#### Information supplied

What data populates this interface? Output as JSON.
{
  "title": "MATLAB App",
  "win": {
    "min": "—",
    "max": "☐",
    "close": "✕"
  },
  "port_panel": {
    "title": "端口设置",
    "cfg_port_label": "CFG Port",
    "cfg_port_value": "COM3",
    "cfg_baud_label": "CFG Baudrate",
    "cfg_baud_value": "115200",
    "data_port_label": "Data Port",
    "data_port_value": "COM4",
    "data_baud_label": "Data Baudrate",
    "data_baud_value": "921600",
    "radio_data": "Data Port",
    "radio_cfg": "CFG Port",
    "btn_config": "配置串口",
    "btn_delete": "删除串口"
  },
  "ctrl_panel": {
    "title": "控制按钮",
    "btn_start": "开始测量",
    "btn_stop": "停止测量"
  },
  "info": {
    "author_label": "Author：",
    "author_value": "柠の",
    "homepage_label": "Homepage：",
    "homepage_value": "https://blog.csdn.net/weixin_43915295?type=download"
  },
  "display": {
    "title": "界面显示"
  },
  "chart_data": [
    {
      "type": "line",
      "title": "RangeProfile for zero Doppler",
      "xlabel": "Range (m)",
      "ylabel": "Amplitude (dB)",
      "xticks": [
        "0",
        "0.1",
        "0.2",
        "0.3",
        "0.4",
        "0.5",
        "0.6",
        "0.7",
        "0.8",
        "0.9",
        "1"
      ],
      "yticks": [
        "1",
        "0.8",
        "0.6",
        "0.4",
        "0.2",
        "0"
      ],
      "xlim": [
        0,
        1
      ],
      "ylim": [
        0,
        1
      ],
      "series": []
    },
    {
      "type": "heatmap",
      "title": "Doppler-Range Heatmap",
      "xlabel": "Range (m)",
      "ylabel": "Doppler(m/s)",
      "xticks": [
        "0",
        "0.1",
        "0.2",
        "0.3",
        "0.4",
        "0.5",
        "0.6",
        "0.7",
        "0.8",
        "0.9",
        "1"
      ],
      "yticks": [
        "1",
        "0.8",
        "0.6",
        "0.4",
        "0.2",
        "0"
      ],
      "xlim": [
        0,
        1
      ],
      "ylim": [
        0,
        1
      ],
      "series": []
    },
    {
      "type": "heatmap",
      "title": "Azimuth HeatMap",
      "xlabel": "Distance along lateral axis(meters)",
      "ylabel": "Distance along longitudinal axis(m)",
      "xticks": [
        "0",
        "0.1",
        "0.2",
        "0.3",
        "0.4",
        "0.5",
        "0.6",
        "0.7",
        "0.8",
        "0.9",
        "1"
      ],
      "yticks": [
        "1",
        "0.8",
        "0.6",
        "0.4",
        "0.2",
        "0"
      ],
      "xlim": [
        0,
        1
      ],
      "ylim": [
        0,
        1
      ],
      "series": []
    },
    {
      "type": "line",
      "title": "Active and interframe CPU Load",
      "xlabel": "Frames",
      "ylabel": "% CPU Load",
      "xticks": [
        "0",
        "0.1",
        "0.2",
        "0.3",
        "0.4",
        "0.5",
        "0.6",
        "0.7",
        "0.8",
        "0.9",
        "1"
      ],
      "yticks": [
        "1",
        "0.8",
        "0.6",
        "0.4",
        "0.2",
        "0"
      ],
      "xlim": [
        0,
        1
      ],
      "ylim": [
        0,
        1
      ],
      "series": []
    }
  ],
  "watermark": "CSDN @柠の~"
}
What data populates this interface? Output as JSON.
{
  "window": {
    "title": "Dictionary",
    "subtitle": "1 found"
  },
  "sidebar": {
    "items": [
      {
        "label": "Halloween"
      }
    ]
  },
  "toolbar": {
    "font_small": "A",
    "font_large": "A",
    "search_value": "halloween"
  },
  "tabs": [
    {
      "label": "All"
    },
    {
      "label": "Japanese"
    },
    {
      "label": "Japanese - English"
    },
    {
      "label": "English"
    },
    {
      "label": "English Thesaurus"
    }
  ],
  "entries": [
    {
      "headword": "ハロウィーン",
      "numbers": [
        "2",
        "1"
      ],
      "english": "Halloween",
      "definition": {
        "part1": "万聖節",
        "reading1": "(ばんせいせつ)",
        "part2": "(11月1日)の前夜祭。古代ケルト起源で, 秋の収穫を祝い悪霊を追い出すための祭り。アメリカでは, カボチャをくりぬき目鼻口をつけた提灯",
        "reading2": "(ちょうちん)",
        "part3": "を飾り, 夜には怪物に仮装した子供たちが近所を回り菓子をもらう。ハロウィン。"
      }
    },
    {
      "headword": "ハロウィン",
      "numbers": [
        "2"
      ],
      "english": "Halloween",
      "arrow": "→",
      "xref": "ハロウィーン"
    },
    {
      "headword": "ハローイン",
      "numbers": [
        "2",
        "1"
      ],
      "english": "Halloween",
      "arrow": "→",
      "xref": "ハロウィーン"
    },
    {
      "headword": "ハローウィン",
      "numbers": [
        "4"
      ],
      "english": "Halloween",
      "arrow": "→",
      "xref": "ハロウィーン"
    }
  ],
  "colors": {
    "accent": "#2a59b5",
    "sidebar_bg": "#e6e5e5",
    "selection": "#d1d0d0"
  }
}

#### Required work
Of the lines in the material above, state how many contain the string "along"; give no other text.

#### Final answer
2